**WORK INSTRUCTIONS**
**1)** In the liver surgery extract below, what 5-year survival rate is associated with partial liver resection in a selected population?
**2)** Rewrite everything from "Partial liver resection for" down to "hepatocellular adenoma (>5cm)." in the liver surgery extract below, replacing "invalidating" with "disabling".

In the Netherlands the most important indication for partial liver resection is the presence of colorectal metastases. During surgery intraoperative ultrasound (IOUS) is performed to identify and localize the colorectal metastases and their relation with major vascular and biliar structures. In spite of the high specificity of IOUS, the recurrence rate after partial liver resection is substantial, implying that small metastases remain undetected using IOUS. In our series the addition of contrast did not significantly improve the diagnostic accuracy of IOUS, mainly as a result of the adequacy of IOUS. In a selected population partial liver resection is the sole potentially curative treatment and is associated with a 5-year survival rate of 38%. However, only 20-25% of patients with colorectal liver metastases are eligible for partial liver resection.
In selected patients unresectable metastases can be treated with radiofrequency ablation (RFA). With this method a high-frequency alternating current is applied through a needle electrode inserted directly into the tumor. This alternating current induces hyperthermia, resulting in coagulative necrosis. Introduction of RFA in the Netherlands has been accompanied by unacceptably high recurrence rates. Patients must be selected very carefully. Currently, the most promising local recurrence rates have been reported for small tumors (< 3cm) treated by laparoscopy or laparotomy. Moreover, an evident learning curve has been described for this technique, which can be overcome by concentrating patients in specialized centers.
A strategy to extend the number of patients treated surgically is the combination of partial liver resection and local ablation. The aim of this strategy is to resect the bulk of disease or larger tumors followed by local ablation of any residual unresectable liver tumor, while preserving adequate hepatic reserve. This combination is remarkable, since local ablation, in contrast to partial liver resection, should still be considered a palliative intervention. Consequently, partial liver resection with its associated morbidity is performed in a palliative setting. The initial results of this strategy in the Netherlands show that the postoperative morbidity and mortality are similar to those reported after partial liver resection alone.
Partial liver resection for benign disease is an effective procedure to relieve invalidating abdominal symptoms. Since partial liver resection is associated with substantial morbidity and even mortality it should be considered only in patients with severe or progressive symptoms and, because of the risk of spontaneous rupture or malignant degeneration, in patients with a large hepatocellular adenoma (>5cm).

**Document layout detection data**

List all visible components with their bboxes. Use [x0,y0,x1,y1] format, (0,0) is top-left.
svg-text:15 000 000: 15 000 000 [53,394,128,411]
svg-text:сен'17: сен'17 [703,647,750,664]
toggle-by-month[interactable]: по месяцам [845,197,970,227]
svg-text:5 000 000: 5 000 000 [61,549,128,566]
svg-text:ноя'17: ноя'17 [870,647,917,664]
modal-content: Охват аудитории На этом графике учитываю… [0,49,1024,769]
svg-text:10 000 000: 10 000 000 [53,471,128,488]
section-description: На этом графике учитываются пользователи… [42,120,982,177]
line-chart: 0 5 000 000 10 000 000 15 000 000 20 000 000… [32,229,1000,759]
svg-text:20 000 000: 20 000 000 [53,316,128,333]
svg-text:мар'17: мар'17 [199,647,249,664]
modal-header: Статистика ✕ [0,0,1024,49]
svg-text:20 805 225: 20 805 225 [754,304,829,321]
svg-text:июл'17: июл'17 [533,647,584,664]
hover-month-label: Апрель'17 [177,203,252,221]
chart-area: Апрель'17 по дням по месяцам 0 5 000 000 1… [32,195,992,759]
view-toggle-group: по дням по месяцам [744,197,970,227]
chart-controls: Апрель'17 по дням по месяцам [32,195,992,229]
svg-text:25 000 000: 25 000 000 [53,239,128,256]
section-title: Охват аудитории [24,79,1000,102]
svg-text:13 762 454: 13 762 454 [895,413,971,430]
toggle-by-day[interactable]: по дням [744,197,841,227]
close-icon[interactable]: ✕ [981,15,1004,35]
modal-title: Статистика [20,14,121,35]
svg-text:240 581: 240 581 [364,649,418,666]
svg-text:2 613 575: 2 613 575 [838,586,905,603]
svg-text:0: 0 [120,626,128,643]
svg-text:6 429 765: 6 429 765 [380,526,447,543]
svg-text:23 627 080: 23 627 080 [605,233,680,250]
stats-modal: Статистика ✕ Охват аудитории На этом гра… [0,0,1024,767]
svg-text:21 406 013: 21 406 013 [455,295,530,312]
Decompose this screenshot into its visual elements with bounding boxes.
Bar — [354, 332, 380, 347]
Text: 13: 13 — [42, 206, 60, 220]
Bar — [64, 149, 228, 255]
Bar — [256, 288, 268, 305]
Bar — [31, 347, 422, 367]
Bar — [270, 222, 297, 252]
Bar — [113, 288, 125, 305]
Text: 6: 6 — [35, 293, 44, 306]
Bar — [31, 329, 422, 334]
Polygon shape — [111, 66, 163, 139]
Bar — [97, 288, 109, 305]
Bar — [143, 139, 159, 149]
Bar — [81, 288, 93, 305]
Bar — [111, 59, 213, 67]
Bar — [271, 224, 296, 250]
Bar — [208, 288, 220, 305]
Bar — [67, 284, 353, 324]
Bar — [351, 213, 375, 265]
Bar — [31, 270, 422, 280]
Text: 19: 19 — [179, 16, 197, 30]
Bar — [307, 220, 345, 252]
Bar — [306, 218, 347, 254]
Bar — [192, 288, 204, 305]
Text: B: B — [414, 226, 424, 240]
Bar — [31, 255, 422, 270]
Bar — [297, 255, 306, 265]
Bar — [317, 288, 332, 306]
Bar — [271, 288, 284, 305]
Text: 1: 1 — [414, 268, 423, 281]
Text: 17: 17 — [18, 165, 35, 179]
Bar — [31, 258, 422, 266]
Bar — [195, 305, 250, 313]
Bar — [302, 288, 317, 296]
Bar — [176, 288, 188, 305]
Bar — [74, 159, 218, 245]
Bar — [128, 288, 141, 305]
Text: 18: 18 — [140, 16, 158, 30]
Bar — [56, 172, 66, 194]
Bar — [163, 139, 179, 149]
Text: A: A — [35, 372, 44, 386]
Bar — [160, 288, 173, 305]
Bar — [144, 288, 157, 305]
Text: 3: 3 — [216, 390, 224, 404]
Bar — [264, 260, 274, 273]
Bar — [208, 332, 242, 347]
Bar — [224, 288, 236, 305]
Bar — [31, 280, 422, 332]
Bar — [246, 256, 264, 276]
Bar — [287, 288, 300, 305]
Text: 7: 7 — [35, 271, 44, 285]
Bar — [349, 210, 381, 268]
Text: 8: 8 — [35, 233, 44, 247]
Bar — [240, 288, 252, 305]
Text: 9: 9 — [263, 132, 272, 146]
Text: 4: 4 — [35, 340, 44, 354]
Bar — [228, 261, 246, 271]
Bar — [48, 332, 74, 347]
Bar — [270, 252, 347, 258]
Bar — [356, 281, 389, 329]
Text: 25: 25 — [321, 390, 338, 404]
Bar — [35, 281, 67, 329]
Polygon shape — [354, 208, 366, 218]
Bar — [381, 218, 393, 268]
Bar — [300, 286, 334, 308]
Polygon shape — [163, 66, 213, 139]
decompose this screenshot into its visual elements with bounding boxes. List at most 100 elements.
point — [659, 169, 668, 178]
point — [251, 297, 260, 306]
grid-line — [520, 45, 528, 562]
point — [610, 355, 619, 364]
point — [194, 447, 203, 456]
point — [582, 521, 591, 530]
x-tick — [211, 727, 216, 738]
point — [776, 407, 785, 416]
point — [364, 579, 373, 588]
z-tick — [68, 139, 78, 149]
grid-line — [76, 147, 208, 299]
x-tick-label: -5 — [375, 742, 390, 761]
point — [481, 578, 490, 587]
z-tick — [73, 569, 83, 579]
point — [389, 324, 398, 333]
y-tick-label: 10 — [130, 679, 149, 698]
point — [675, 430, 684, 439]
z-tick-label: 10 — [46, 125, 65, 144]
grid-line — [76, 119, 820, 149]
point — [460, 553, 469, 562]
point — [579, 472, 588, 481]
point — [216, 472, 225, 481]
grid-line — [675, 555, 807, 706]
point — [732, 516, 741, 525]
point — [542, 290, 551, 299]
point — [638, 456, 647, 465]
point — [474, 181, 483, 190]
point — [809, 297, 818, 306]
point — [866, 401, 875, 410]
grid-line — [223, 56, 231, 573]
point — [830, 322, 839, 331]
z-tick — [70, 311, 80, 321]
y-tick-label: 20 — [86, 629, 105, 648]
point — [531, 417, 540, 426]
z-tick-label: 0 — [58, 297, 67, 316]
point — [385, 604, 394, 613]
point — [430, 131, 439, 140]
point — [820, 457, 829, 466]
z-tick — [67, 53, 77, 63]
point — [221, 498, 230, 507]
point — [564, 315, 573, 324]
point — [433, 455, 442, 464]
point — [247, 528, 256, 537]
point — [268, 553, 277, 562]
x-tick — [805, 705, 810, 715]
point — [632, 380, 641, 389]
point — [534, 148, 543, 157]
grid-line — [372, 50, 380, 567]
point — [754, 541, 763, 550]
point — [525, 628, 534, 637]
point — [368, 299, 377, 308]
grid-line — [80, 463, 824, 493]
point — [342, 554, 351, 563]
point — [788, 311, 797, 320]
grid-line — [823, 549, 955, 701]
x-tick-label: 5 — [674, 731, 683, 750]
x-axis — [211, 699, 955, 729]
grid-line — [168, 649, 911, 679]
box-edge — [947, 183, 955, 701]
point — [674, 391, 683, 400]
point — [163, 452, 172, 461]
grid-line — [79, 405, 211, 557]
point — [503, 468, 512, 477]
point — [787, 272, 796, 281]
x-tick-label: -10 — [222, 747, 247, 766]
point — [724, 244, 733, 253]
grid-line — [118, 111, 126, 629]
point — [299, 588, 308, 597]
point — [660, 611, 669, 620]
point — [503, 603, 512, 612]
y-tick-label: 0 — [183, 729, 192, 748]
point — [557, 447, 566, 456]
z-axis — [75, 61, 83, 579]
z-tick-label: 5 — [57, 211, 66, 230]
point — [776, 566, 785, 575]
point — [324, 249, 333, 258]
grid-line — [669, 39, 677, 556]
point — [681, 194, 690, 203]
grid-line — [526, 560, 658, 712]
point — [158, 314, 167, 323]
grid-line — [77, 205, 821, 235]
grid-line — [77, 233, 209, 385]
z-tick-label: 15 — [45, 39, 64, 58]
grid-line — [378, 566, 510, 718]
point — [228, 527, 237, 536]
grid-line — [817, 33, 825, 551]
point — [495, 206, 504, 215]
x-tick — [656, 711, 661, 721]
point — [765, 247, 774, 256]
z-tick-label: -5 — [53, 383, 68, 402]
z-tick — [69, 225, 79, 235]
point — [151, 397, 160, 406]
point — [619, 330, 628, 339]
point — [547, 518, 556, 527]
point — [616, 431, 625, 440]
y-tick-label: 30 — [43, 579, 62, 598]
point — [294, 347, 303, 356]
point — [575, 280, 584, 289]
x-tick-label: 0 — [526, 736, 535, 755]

**SOLUTIONS BY TASK**
**1)** 38%

**2)**
Partial liver resection for benign disease is an effective procedure to relieve disabling abdominal symptoms. Since partial liver resection is associated with substantial morbidity and even mortality it should be considered only in patients with severe or progressive symptoms and, because of the risk of spontaneous rupture or malignant degeneration, in patients with a large hepatocellular adenoma (>5cm).